## start Working data

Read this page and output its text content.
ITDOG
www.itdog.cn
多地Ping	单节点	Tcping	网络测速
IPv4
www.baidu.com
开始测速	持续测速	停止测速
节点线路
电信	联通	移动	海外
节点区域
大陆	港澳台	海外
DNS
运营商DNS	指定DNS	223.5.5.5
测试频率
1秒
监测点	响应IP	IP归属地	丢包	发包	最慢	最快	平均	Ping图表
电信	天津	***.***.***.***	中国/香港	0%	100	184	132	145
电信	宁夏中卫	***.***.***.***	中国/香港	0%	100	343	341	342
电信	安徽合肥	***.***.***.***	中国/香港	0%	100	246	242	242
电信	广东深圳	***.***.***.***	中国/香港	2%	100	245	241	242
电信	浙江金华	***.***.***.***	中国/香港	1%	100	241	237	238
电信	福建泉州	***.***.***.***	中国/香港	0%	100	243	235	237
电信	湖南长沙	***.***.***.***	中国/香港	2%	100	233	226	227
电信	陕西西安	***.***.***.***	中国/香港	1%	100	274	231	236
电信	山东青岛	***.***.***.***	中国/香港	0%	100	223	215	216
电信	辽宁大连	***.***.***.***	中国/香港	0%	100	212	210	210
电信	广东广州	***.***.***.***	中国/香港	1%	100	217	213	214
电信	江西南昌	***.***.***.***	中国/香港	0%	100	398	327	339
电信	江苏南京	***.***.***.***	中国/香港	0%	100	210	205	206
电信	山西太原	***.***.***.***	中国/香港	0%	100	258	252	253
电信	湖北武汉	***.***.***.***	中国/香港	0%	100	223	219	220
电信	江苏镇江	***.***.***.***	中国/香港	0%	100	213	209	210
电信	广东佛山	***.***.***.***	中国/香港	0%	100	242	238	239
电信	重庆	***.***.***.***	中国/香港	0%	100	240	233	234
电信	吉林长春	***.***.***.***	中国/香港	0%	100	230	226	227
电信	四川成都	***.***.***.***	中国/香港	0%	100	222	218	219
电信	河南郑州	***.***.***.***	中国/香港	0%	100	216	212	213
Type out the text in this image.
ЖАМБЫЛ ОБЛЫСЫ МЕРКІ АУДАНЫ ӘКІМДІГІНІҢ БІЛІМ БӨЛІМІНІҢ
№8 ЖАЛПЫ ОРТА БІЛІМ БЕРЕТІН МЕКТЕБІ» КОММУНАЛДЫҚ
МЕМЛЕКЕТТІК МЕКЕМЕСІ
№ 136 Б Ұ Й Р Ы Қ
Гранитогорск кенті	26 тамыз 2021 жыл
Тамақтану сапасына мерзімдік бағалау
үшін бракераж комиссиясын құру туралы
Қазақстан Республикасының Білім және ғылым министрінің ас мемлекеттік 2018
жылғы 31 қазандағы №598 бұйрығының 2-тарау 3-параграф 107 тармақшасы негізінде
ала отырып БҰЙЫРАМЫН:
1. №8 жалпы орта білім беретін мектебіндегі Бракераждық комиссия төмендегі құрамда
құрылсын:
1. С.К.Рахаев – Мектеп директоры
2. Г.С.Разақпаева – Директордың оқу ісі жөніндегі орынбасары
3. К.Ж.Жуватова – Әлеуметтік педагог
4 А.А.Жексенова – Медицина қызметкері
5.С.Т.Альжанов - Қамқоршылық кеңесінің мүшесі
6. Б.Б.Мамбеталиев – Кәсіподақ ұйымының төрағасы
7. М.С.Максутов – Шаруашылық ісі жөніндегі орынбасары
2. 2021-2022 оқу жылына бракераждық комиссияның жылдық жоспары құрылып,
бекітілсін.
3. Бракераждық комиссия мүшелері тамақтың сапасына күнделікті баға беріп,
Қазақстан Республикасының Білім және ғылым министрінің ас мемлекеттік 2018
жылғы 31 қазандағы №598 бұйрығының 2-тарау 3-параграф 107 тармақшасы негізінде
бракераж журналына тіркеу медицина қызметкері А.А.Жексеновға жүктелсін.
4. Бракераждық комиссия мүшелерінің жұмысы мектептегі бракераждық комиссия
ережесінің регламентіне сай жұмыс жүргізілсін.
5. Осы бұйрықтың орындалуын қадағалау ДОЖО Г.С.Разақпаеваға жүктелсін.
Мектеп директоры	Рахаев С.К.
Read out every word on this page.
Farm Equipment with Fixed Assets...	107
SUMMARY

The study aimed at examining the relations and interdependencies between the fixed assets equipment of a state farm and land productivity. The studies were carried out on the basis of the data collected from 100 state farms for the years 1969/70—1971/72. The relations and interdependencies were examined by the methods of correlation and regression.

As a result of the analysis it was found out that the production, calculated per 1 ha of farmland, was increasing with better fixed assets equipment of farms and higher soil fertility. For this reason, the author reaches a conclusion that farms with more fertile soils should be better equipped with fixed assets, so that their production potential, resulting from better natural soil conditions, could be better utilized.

## end Working data

Set down every record above exactly as given.

Read this page and output its text content.
ITDOG
www.itdog.cn
多地Ping	单节点	Tcping	网络测速
IPv4
www.baidu.com
开始测速	持续测速	停止测速
节点线路
电信	联通	移动	海外
节点区域
大陆	港澳台	海外
DNS
运营商DNS	指定DNS	223.5.5.5
测试频率
1秒
监测点	响应IP	IP归属地	丢包	发包	最慢	最快	平均	Ping图表
电信	天津	***.***.***.***	中国/香港	0%	100	184	132	145
电信	宁夏中卫	***.***.***.***	中国/香港	0%	100	343	341	342
电信	安徽合肥	***.***.***.***	中国/香港	0%	100	246	242	242
电信	广东深圳	***.***.***.***	中国/香港	2%	100	245	241	242
电信	浙江金华	***.***.***.***	中国/香港	1%	100	241	237	238
电信	福建泉州	***.***.***.***	中国/香港	0%	100	243	235	237
电信	湖南长沙	***.***.***.***	中国/香港	2%	100	233	226	227
电信	陕西西安	***.***.***.***	中国/香港	1%	100	274	231	236
电信	山东青岛	***.***.***.***	中国/香港	0%	100	223	215	216
电信	辽宁大连	***.***.***.***	中国/香港	0%	100	212	210	210
电信	广东广州	***.***.***.***	中国/香港	1%	100	217	213	214
电信	江西南昌	***.***.***.***	中国/香港	0%	100	398	327	339
电信	江苏南京	***.***.***.***	中国/香港	0%	100	210	205	206
电信	山西太原	***.***.***.***	中国/香港	0%	100	258	252	253
电信	湖北武汉	***.***.***.***	中国/香港	0%	100	223	219	220
电信	江苏镇江	***.***.***.***	中国/香港	0%	100	213	209	210
电信	广东佛山	***.***.***.***	中国/香港	0%	100	242	238	239
电信	重庆	***.***.***.***	中国/香港	0%	100	240	233	234
电信	吉林长春	***.***.***.***	中国/香港	0%	100	230	226	227
电信	四川成都	***.***.***.***	中国/香港	0%	100	222	218	219
电信	河南郑州	***.***.***.***	中国/香港	0%	100	216	212	213
Type out the text in this image.
ЖАМБЫЛ ОБЛЫСЫ МЕРКІ АУДАНЫ ӘКІМДІГІНІҢ БІЛІМ БӨЛІМІНІҢ
№8 ЖАЛПЫ ОРТА БІЛІМ БЕРЕТІН МЕКТЕБІ» КОММУНАЛДЫҚ
МЕМЛЕКЕТТІК МЕКЕМЕСІ
№ 136 Б Ұ Й Р Ы Қ
Гранитогорск кенті	26 тамыз 2021 жыл
Тамақтану сапасына мерзімдік бағалау
үшін бракераж комиссиясын құру туралы
Қазақстан Республикасының Білім және ғылым министрінің ас мемлекеттік 2018
жылғы 31 қазандағы №598 бұйрығының 2-тарау 3-параграф 107 тармақшасы негізінде
ала отырып БҰЙЫРАМЫН:
1. №8 жалпы орта білім беретін мектебіндегі Бракераждық комиссия төмендегі құрамда
құрылсын:
1. С.К.Рахаев – Мектеп директоры
2. Г.С.Разақпаева – Директордың оқу ісі жөніндегі орынбасары
3. К.Ж.Жуватова – Әлеуметтік педагог
4 А.А.Жексенова – Медицина қызметкері
5.С.Т.Альжанов - Қамқоршылық кеңесінің мүшесі
6. Б.Б.Мамбеталиев – Кәсіподақ ұйымының төрағасы
7. М.С.Максутов – Шаруашылық ісі жөніндегі орынбасары
2. 2021-2022 оқу жылына бракераждық комиссияның жылдық жоспары құрылып,
бекітілсін.
3. Бракераждық комиссия мүшелері тамақтың сапасына күнделікті баға беріп,
Қазақстан Республикасының Білім және ғылым министрінің ас мемлекеттік 2018
жылғы 31 қазандағы №598 бұйрығының 2-тарау 3-параграф 107 тармақшасы негізінде
бракераж журналына тіркеу медицина қызметкері А.А.Жексеновға жүктелсін.
4. Бракераждық комиссия мүшелерінің жұмысы мектептегі бракераждық комиссия
ережесінің регламентіне сай жұмыс жүргізілсін.
5. Осы бұйрықтың орындалуын қадағалау ДОЖО Г.С.Разақпаеваға жүктелсін.
Мектеп директоры	Рахаев С.К.
Read out every word on this page.
Farm Equipment with Fixed Assets...	107
SUMMARY

The study aimed at examining the relations and interdependencies between the fixed assets equipment of a state farm and land productivity. The studies were carried out on the basis of the data collected from 100 state farms for the years 1969/70—1971/72. The relations and interdependencies were examined by the methods of correlation and regression.

As a result of the analysis it was found out that the production, calculated per 1 ha of farmland, was increasing with better fixed assets equipment of farms and higher soil fertility. For this reason, the author reaches a conclusion that farms with more fertile soils should be better equipped with fixed assets, so that their production potential, resulting from better natural soil conditions, could be better utilized.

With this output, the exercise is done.